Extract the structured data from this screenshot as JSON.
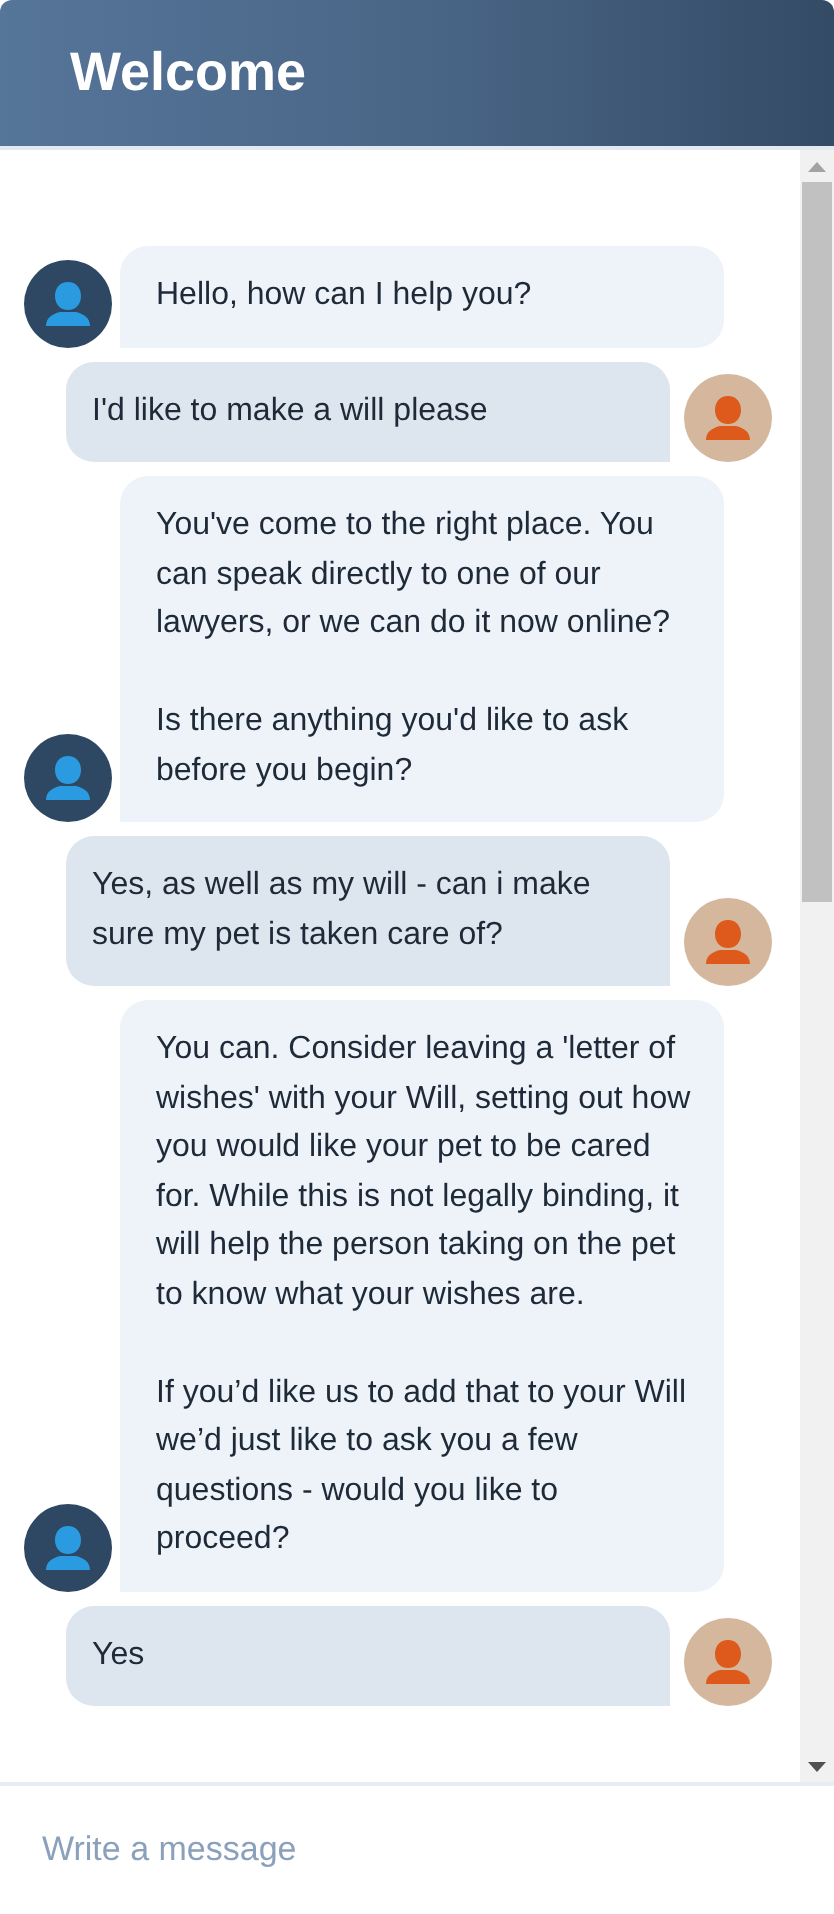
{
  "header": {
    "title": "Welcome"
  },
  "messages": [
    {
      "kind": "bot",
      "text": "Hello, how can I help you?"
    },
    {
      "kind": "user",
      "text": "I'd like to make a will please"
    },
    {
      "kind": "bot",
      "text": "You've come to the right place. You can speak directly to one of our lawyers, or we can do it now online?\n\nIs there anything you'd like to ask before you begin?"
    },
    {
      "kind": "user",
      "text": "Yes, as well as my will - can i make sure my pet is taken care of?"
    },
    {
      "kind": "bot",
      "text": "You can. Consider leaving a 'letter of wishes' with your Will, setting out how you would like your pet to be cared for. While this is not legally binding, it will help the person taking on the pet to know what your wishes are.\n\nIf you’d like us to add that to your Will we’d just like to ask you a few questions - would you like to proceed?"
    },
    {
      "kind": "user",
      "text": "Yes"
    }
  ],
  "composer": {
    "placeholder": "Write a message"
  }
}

---

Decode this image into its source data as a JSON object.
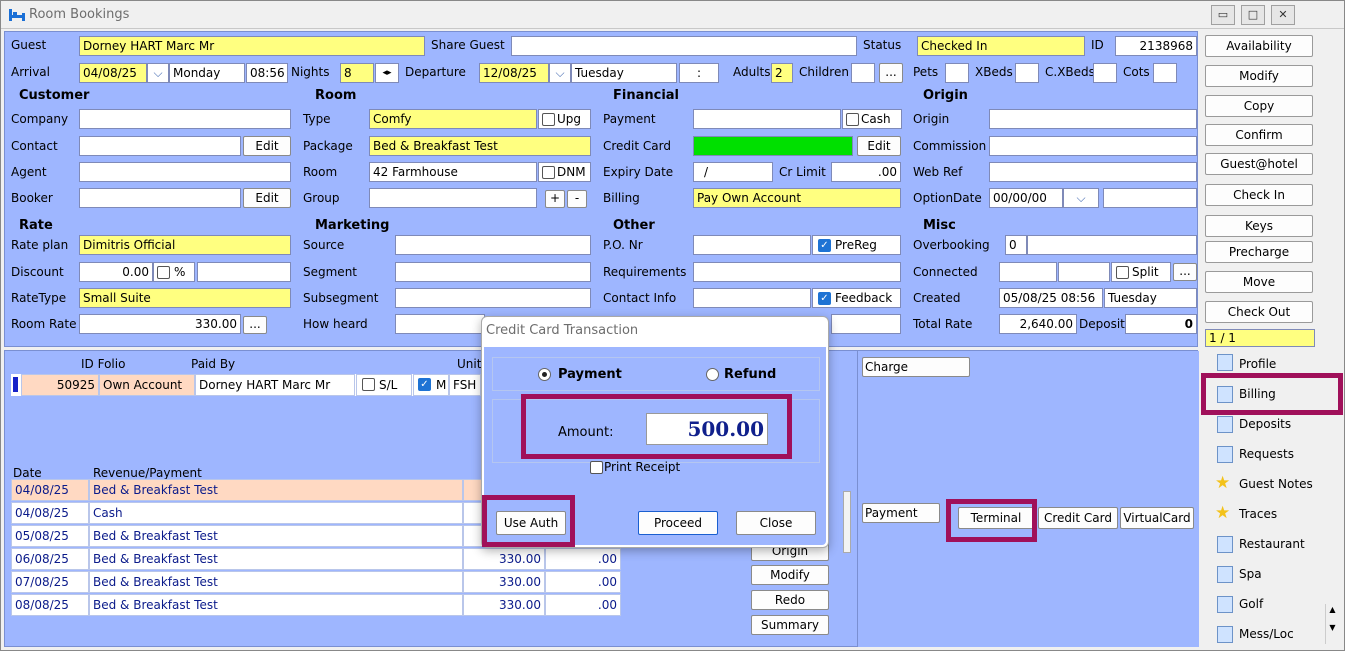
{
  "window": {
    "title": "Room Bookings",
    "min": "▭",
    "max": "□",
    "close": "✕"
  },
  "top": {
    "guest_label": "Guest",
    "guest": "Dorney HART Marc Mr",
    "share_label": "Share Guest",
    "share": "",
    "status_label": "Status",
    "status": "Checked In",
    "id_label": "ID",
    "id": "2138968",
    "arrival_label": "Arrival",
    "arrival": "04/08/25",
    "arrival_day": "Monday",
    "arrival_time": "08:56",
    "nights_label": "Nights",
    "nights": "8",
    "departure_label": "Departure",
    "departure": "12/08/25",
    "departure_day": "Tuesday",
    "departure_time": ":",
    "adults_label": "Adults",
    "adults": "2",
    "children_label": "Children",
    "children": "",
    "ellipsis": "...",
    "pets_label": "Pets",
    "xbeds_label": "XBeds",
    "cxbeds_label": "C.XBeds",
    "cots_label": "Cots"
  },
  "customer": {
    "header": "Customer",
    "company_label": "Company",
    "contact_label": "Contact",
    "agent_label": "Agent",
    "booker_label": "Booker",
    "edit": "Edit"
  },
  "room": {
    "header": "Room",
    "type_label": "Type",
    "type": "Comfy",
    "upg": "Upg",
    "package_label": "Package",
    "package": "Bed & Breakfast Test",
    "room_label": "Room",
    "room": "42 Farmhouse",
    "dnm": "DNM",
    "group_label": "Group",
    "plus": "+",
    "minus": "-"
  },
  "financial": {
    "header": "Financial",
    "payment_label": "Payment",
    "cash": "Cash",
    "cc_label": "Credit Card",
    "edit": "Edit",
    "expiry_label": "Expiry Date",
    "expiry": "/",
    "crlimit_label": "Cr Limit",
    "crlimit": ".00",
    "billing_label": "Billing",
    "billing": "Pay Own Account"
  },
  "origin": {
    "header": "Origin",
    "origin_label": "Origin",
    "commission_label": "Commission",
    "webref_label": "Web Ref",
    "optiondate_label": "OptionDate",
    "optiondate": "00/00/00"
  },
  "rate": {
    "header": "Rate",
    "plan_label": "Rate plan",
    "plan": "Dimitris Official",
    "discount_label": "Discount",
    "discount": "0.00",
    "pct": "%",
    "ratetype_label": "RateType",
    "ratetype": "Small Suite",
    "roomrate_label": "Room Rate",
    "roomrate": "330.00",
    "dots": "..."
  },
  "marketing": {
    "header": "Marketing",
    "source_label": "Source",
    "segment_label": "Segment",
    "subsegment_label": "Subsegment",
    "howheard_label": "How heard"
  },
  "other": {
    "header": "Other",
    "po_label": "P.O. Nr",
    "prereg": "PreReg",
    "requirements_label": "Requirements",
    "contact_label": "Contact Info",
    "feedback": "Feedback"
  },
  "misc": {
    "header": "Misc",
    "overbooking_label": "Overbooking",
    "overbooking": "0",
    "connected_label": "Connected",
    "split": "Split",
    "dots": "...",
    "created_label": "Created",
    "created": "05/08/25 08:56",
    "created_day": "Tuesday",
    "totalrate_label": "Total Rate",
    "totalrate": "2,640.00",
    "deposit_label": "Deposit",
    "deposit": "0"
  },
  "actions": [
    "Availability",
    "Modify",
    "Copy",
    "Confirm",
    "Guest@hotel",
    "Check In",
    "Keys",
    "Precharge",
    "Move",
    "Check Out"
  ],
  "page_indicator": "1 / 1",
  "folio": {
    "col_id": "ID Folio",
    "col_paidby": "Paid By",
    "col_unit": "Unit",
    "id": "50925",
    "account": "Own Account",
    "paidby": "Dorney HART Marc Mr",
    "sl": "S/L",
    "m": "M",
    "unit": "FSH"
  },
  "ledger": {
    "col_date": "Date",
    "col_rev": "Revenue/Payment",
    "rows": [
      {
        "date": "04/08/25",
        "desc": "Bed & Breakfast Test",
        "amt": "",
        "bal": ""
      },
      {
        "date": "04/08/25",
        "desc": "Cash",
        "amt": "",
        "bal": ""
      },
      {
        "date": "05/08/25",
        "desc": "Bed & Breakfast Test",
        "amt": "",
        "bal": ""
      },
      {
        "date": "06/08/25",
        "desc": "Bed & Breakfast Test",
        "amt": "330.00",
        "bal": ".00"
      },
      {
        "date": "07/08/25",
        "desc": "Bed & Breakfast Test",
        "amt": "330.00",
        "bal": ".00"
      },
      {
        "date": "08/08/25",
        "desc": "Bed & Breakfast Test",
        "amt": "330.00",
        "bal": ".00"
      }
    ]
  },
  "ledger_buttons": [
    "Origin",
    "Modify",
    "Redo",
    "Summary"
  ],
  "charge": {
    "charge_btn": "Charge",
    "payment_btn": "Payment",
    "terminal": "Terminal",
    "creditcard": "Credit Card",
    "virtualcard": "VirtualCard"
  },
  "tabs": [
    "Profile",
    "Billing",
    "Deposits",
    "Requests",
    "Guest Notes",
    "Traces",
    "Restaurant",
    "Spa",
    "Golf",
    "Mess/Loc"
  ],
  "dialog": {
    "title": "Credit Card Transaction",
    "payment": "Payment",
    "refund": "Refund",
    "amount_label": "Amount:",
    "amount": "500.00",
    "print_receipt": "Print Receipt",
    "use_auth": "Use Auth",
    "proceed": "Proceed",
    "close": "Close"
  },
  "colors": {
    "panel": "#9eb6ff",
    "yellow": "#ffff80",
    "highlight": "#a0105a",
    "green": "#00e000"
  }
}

==

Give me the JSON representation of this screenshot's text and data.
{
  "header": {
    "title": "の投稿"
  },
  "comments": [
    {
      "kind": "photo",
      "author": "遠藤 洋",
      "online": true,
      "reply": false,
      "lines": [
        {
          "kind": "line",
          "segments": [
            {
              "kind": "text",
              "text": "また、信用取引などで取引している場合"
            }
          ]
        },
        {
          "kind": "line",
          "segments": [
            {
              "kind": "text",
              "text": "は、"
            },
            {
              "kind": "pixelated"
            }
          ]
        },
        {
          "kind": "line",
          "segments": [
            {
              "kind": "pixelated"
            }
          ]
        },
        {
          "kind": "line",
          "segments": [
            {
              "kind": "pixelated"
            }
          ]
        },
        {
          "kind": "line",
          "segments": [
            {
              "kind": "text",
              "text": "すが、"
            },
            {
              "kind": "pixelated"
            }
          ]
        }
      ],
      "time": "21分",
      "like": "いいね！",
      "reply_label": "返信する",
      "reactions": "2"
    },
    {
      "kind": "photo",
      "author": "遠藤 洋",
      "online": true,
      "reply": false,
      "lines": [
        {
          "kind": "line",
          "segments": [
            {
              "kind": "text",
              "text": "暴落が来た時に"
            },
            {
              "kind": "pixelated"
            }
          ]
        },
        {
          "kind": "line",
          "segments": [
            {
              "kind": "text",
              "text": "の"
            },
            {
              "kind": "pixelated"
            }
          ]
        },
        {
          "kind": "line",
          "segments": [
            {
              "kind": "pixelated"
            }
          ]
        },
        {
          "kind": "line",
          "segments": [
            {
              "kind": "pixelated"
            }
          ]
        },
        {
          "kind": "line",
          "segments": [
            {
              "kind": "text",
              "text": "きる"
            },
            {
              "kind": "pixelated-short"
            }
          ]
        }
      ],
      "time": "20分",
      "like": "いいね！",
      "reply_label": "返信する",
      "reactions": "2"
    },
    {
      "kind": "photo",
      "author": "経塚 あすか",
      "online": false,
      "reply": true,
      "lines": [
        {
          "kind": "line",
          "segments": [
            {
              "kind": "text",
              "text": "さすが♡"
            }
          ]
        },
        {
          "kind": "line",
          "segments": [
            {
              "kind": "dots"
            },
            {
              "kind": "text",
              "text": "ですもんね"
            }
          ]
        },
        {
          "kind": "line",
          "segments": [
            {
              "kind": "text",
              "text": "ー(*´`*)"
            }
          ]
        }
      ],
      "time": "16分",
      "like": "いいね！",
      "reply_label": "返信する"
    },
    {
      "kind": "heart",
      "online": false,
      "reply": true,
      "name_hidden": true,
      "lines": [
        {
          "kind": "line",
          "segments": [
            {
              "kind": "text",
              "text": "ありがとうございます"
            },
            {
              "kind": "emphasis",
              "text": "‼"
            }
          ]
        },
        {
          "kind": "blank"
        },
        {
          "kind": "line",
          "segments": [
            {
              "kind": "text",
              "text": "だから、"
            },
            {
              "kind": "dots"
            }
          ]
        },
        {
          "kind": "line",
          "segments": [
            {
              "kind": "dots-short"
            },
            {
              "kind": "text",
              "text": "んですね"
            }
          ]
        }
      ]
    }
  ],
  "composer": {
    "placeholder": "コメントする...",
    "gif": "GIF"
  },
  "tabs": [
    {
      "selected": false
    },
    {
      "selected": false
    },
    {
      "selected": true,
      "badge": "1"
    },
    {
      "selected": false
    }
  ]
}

> _The exercise_: Select every line above that contains the word "Marc", and copy it.

> _Finished answer_:
    "guest": "Dorney HART Marc Mr",
    "paidby": "Dorney HART Marc Mr",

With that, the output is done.